## Task goal:
Print the entries in full, word for word, but not the pictures.
======== Materials provided ========
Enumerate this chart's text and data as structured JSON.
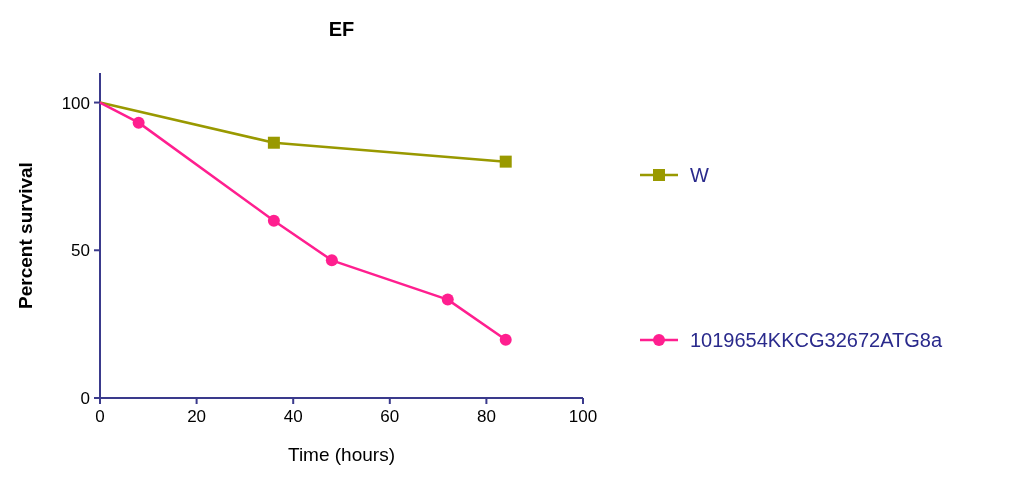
{
  "chart_data": {
    "type": "line",
    "title": "EF",
    "xlabel": "Time (hours)",
    "ylabel": "Percent survival",
    "xlim": [
      0,
      100
    ],
    "xticks": [
      0,
      20,
      40,
      60,
      80,
      100
    ],
    "ylim": [
      0,
      110
    ],
    "yticks": [
      0,
      50,
      100
    ],
    "legend": "right",
    "grid": false,
    "series": [
      {
        "name": "W",
        "color": "#999900",
        "marker": "square",
        "x": [
          0,
          36,
          84
        ],
        "values": [
          100,
          86.4,
          80
        ]
      },
      {
        "name": "1019654KKCG32672ATG8a",
        "color": "#ff1f8f",
        "marker": "circle",
        "x": [
          0,
          8,
          36,
          48,
          72,
          84
        ],
        "values": [
          100,
          93.2,
          60,
          46.6,
          33.3,
          19.7
        ]
      }
    ]
  }
}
========
## Finished exercise:
Enumerate this chart's text and data as structured JSON.
{
  "chart_data": {
    "type": "line",
    "title": "EF",
    "xlabel": "Time (hours)",
    "ylabel": "Percent survival",
    "xlim": [
      0,
      100
    ],
    "xticks": [
      0,
      20,
      40,
      60,
      80,
      100
    ],
    "ylim": [
      0,
      110
    ],
    "yticks": [
      0,
      50,
      100
    ],
    "legend": "right",
    "grid": false,
    "series": [
      {
        "name": "W",
        "color": "#999900",
        "marker": "square",
        "x": [
          0,
          36,
          84
        ],
        "values": [
          100,
          86.4,
          80
        ]
      },
      {
        "name": "1019654KKCG32672ATG8a",
        "color": "#ff1f8f",
        "marker": "circle",
        "x": [
          0,
          8,
          36,
          48,
          72,
          84
        ],
        "values": [
          100,
          93.2,
          60,
          46.6,
          33.3,
          19.7
        ]
      }
    ]
  }
}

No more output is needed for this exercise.